- **Available data**
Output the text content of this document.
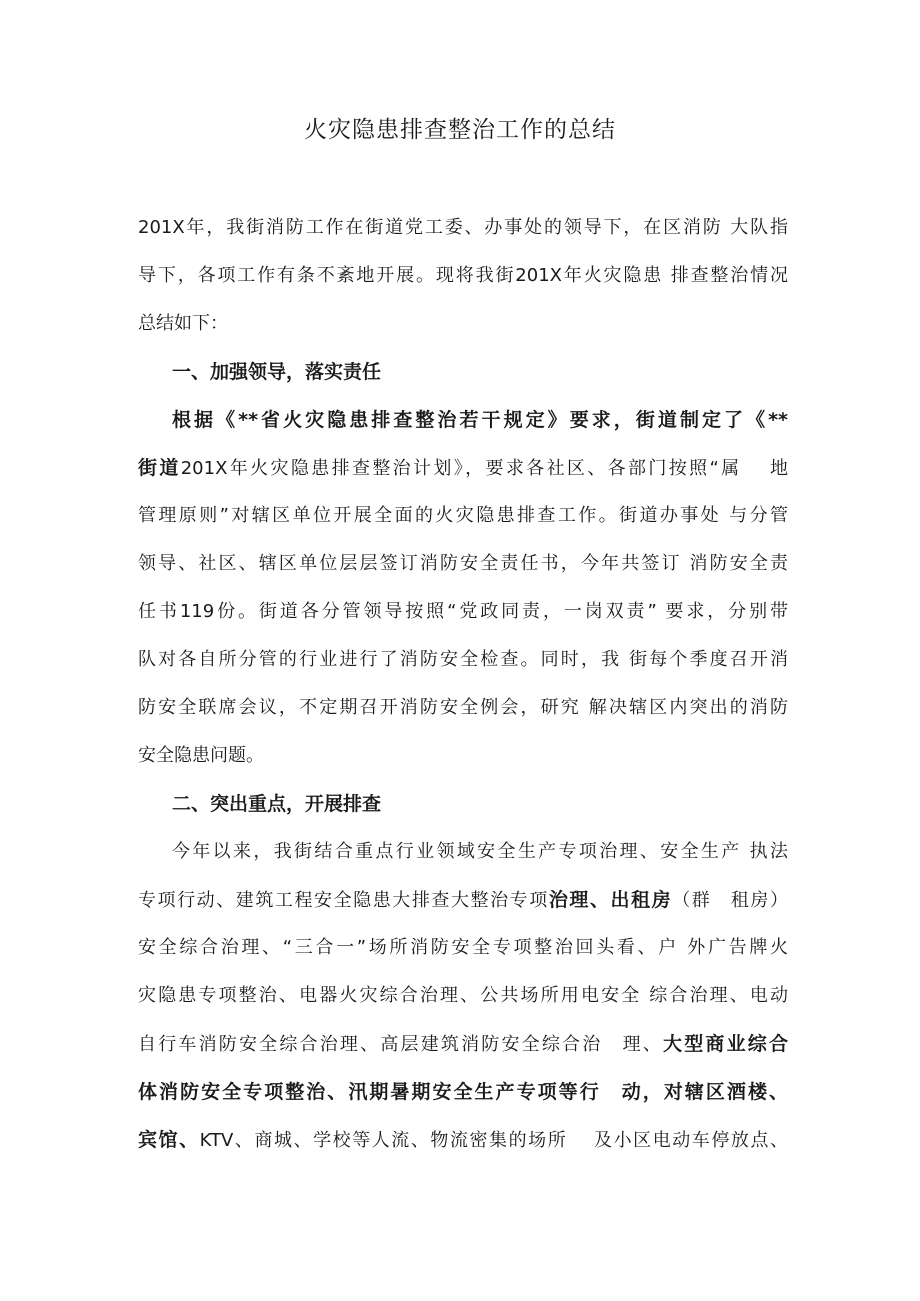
火灾隐患排查整治工作的总结

201X年，我街消防工作在街道党工委、办事处的领导下，在区消防 大队指

导下，各项工作有条不紊地开展。现将我街201X年火灾隐患 排查整治情况

总结如下：

一、加强领导，落实责任

根据《**省火灾隐患排查整治若干规定》要求，街道制定了《**

街道201X年火灾隐患排查整治计划》，要求各社区、各部门按照“属　 地

管理原则”对辖区单位开展全面的火灾隐患排查工作。街道办事处 与分管

领导、社区、辖区单位层层签订消防安全责任书，今年共签订 消防安全责

任书119份。街道各分管领导按照“党政同责，一岗双责” 要求，分别带

队对各自所分管的行业进行了消防安全检查。同时，我 街每个季度召开消

防安全联席会议，不定期召开消防安全例会，研究 解决辖区内突出的消防

安全隐患问题。

二、突出重点，开展排查

今年以来，我街结合重点行业领域安全生产专项治理、安全生产 执法

专项行动、建筑工程安全隐患大排查大整治专项治理、出租房（群　租房）

安全综合治理、“三合一”场所消防安全专项整治回头看、户 外广告牌火

灾隐患专项整治、电器火灾综合治理、公共场所用电安全 综合治理、电动

自行车消防安全综合治理、高层建筑消防安全综合治　理、大型商业综合

体消防安全专项整治、汛期暑期安全生产专项等行　动，对辖区酒楼、

宾馆、KTV、商城、学校等人流、物流密集的场所　 及小区电动车停放点、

- **Given request**
Give all the lines above again, character for character, without pictures.

- **Answer to this task**
Output the text content of this document.
火灾隐患排查整治工作的总结

201X年，我街消防工作在街道党工委、办事处的领导下，在区消防 大队指

导下，各项工作有条不紊地开展。现将我街201X年火灾隐患 排查整治情况

总结如下：

一、加强领导，落实责任

根据《**省火灾隐患排查整治若干规定》要求，街道制定了《**

街道201X年火灾隐患排查整治计划》，要求各社区、各部门按照“属　 地

管理原则”对辖区单位开展全面的火灾隐患排查工作。街道办事处 与分管

领导、社区、辖区单位层层签订消防安全责任书，今年共签订 消防安全责

任书119份。街道各分管领导按照“党政同责，一岗双责” 要求，分别带

队对各自所分管的行业进行了消防安全检查。同时，我 街每个季度召开消

防安全联席会议，不定期召开消防安全例会，研究 解决辖区内突出的消防

安全隐患问题。

二、突出重点，开展排查

今年以来，我街结合重点行业领域安全生产专项治理、安全生产 执法

专项行动、建筑工程安全隐患大排查大整治专项治理、出租房（群　租房）

安全综合治理、“三合一”场所消防安全专项整治回头看、户 外广告牌火

灾隐患专项整治、电器火灾综合治理、公共场所用电安全 综合治理、电动

自行车消防安全综合治理、高层建筑消防安全综合治　理、大型商业综合

体消防安全专项整治、汛期暑期安全生产专项等行　动，对辖区酒楼、

宾馆、KTV、商城、学校等人流、物流密集的场所　 及小区电动车停放点、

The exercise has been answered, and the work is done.